### Task statement
In the data below, locate each line with the word "Time" and list it.
━━━━━ Task input
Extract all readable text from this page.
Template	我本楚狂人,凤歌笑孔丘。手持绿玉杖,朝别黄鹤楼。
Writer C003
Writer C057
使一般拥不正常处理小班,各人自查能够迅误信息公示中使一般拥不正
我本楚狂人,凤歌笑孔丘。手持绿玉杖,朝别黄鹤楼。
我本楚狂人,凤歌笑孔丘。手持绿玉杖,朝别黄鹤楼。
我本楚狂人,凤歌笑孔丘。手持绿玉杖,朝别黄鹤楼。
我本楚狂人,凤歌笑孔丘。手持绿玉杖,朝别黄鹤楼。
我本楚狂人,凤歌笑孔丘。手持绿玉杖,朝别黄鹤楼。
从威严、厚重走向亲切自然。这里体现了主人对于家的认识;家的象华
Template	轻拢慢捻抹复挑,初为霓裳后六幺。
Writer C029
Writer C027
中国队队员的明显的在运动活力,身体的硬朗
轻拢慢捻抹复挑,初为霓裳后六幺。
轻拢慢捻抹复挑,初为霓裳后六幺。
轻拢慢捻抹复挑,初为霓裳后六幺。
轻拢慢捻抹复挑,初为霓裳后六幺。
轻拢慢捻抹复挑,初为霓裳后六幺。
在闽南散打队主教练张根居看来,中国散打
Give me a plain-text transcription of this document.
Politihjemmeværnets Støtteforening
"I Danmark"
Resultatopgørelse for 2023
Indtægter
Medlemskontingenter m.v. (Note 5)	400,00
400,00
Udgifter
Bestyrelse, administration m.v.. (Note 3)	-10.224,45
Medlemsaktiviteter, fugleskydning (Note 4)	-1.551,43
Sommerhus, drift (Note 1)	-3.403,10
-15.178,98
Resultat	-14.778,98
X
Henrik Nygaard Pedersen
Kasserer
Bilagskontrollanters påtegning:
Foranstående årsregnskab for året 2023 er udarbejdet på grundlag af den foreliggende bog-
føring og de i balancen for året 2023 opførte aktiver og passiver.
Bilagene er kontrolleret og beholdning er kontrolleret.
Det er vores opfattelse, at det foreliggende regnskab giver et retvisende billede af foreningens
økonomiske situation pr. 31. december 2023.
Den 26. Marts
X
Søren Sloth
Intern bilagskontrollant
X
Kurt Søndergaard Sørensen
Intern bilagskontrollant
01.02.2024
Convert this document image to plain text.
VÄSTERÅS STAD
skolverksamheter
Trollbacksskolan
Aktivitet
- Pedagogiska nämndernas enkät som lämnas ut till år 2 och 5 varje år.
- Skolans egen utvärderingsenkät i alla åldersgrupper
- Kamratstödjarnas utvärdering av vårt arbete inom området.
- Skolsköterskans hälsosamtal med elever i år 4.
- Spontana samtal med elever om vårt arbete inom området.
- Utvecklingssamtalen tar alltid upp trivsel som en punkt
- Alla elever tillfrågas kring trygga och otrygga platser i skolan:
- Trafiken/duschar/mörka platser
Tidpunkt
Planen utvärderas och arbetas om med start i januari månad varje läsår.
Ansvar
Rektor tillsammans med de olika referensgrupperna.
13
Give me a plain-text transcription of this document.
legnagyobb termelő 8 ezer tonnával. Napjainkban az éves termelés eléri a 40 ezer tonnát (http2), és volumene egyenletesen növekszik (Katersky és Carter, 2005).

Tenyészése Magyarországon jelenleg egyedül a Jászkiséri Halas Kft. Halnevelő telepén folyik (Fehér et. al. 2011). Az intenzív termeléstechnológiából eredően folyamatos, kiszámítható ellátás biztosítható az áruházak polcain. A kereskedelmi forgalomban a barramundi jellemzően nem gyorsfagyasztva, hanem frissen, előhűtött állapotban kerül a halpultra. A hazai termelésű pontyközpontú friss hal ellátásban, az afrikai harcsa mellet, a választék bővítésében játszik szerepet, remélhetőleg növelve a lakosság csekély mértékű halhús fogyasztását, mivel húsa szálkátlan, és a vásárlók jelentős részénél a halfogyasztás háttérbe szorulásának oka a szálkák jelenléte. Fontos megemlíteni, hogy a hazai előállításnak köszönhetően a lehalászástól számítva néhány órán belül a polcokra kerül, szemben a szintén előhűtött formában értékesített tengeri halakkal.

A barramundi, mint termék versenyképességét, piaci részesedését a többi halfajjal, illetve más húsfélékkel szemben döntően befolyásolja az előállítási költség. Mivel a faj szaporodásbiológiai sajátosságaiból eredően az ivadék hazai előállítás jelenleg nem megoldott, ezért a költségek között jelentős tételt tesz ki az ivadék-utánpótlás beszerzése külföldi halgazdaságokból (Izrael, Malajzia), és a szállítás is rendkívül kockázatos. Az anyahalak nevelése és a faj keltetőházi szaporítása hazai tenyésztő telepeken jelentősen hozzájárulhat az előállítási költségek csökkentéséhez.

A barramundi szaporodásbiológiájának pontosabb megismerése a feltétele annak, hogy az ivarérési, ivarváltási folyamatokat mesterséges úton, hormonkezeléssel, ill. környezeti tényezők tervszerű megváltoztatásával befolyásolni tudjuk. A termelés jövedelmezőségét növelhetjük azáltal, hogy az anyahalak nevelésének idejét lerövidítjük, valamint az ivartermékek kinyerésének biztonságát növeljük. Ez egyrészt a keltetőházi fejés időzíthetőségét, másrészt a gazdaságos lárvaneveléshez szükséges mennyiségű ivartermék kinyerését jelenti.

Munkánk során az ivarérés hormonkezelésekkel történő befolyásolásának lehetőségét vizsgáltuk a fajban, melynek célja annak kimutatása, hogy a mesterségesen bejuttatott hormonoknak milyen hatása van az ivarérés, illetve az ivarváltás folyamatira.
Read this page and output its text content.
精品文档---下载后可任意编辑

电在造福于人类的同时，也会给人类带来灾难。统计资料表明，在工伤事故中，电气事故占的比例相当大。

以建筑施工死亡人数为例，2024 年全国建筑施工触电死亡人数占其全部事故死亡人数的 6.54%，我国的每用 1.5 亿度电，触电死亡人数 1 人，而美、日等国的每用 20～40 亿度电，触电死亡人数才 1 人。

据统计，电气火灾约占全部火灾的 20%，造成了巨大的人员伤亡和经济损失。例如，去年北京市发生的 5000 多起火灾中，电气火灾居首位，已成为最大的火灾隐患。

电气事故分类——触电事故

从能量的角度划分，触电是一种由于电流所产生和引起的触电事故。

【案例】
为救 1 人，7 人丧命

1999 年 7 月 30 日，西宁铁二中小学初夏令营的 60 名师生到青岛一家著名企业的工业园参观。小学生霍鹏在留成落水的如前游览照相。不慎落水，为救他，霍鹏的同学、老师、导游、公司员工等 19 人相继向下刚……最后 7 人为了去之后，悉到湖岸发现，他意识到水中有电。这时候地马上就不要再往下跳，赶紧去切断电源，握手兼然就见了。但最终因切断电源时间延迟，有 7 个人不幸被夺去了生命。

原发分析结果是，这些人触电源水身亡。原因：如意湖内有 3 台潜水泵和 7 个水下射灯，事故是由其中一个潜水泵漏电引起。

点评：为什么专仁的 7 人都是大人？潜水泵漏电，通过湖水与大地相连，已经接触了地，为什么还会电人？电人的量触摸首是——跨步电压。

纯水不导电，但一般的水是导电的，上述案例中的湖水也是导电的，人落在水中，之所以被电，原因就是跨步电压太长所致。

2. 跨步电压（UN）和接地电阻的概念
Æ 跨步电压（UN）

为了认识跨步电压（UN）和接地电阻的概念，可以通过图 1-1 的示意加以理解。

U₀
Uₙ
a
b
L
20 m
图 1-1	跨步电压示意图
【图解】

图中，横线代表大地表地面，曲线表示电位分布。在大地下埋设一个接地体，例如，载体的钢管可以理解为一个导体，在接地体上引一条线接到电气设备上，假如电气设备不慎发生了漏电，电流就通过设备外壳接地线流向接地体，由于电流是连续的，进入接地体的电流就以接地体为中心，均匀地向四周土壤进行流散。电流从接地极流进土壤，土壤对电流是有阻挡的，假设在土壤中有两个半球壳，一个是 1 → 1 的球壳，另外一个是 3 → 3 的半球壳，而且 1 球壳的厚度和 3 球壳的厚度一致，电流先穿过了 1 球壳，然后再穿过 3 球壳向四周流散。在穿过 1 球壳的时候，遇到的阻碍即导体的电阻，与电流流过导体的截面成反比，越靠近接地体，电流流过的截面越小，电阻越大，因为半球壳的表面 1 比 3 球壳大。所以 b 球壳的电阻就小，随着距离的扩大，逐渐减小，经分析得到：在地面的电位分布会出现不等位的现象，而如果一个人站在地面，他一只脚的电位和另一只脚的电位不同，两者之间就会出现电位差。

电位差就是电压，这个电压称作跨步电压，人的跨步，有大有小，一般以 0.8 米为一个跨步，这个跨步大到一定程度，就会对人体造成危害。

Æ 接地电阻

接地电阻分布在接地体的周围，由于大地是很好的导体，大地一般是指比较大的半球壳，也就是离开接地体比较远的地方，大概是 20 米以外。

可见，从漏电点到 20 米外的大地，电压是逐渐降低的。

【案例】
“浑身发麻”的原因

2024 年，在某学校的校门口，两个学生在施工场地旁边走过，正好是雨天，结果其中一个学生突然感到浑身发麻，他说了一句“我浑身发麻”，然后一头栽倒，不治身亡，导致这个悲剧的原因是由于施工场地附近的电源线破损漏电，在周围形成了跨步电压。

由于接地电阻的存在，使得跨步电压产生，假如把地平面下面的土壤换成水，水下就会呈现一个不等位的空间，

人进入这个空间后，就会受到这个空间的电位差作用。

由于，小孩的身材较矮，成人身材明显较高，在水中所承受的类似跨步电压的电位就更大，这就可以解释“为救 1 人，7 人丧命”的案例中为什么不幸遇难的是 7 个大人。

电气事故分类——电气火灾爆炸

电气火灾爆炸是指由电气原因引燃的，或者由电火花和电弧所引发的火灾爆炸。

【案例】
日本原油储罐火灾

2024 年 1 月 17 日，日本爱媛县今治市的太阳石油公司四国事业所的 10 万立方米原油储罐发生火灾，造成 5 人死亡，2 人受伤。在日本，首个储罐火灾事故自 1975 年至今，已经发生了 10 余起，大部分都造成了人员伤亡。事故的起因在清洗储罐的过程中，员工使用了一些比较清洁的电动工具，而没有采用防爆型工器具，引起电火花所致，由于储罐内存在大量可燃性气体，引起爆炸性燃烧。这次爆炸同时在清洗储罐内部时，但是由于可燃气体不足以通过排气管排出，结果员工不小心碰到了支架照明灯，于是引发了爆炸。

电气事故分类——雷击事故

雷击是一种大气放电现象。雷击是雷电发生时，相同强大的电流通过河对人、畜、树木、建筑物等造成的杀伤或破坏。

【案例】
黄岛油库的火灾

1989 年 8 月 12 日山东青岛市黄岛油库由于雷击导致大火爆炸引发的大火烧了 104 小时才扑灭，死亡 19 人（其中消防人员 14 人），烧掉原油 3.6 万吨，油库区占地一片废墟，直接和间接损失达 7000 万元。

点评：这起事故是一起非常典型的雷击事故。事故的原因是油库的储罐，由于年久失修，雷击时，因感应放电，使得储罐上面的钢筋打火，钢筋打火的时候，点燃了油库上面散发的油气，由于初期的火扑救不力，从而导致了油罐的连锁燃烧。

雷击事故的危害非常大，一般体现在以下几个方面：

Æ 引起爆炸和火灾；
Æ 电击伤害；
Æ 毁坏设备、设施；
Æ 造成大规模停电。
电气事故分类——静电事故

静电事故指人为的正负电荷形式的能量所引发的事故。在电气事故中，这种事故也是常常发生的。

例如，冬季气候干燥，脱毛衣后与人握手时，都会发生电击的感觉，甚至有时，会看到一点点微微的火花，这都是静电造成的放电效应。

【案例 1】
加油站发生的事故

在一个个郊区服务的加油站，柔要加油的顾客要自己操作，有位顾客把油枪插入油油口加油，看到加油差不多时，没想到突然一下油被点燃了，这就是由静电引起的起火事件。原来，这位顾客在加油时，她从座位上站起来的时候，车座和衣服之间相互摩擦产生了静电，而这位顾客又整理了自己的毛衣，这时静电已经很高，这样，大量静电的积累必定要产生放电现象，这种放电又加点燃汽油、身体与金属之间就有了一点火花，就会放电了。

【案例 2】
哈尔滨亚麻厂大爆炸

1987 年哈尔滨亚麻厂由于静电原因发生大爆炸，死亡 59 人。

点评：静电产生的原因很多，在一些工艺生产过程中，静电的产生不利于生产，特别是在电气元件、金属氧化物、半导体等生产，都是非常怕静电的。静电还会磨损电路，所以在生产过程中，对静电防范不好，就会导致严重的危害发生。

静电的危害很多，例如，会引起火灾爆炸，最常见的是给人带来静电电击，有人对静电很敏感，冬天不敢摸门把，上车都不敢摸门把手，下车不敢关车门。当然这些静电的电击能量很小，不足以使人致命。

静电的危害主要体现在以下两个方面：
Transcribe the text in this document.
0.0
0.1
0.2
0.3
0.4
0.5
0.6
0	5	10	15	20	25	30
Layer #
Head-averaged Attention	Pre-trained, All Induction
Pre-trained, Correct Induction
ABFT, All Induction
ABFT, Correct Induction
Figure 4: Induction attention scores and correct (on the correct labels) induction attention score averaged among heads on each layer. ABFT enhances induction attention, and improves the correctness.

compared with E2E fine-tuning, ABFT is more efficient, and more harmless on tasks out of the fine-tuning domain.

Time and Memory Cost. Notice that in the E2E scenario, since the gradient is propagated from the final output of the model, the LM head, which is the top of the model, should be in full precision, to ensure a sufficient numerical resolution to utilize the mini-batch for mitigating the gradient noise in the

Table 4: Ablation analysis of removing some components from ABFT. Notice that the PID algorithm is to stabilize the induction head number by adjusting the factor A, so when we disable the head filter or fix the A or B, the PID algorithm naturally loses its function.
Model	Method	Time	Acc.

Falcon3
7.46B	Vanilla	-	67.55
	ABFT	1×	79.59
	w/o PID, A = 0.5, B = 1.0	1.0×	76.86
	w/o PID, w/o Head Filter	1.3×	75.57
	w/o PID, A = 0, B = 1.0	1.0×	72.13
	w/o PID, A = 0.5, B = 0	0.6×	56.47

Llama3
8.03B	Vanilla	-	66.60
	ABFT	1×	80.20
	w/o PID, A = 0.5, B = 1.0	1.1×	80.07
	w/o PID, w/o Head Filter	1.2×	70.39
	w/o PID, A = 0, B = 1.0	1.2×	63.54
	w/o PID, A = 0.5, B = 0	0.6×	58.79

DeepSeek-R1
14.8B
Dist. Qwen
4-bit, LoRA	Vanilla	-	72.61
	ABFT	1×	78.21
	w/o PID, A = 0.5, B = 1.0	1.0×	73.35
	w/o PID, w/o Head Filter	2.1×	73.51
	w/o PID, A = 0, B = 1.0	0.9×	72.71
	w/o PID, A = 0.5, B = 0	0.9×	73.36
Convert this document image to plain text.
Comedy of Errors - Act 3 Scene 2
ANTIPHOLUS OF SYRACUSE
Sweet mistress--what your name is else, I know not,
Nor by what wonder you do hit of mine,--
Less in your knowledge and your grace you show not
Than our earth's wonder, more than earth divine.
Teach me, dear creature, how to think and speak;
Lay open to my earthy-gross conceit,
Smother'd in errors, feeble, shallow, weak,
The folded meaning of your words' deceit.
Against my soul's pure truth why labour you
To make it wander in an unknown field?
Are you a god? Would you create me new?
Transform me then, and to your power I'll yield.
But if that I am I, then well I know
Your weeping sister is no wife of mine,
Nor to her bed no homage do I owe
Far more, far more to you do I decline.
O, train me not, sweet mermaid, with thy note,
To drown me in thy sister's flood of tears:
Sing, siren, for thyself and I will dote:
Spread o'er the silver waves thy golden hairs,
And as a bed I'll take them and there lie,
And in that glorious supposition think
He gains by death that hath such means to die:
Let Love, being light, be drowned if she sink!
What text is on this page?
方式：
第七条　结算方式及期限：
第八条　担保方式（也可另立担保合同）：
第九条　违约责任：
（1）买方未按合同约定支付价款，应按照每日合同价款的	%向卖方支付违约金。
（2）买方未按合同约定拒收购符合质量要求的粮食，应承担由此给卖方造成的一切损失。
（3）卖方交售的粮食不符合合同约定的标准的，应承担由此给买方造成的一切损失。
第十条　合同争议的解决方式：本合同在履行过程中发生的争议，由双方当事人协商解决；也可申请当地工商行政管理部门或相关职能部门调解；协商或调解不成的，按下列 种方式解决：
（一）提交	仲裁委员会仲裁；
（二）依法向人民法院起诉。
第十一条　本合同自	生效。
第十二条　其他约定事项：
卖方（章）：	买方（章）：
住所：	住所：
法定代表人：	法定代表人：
━━━━━━━━━━
### Written response
Time and Memory Cost. Notice that in the E2E scenario, since the gradient is propagated from the final output of the model, the LM head, which is the top of the model, should be in full precision, to ensure a sufficient numerical resolution to utilize the mini-batch for mitigating the gradient noise in the
Model	Method	Time	Acc.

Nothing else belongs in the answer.